BEGIN PROVIDED DATA

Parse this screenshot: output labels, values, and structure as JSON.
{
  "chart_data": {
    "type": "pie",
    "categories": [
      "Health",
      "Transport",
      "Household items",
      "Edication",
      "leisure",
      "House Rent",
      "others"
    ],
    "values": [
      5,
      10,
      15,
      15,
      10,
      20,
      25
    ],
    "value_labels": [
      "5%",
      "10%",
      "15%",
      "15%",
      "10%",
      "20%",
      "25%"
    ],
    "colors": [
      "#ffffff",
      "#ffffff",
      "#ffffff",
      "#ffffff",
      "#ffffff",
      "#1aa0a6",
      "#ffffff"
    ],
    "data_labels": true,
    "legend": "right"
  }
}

END PROVIDED DATA

**SHORT TASK**.
Emit the full listing verbatim.

**RESULT BELOW**.
Parse this screenshot: output labels, values, and structure as JSON.
{
  "chart_data": {
    "type": "pie",
    "categories": [
      "Health",
      "Transport",
      "Household items",
      "Edication",
      "leisure",
      "House Rent",
      "others"
    ],
    "values": [
      5,
      10,
      15,
      15,
      10,
      20,
      25
    ],
    "value_labels": [
      "5%",
      "10%",
      "15%",
      "15%",
      "10%",
      "20%",
      "25%"
    ],
    "colors": [
      "#ffffff",
      "#ffffff",
      "#ffffff",
      "#ffffff",
      "#ffffff",
      "#1aa0a6",
      "#ffffff"
    ],
    "data_labels": true,
    "legend": "right"
  }
}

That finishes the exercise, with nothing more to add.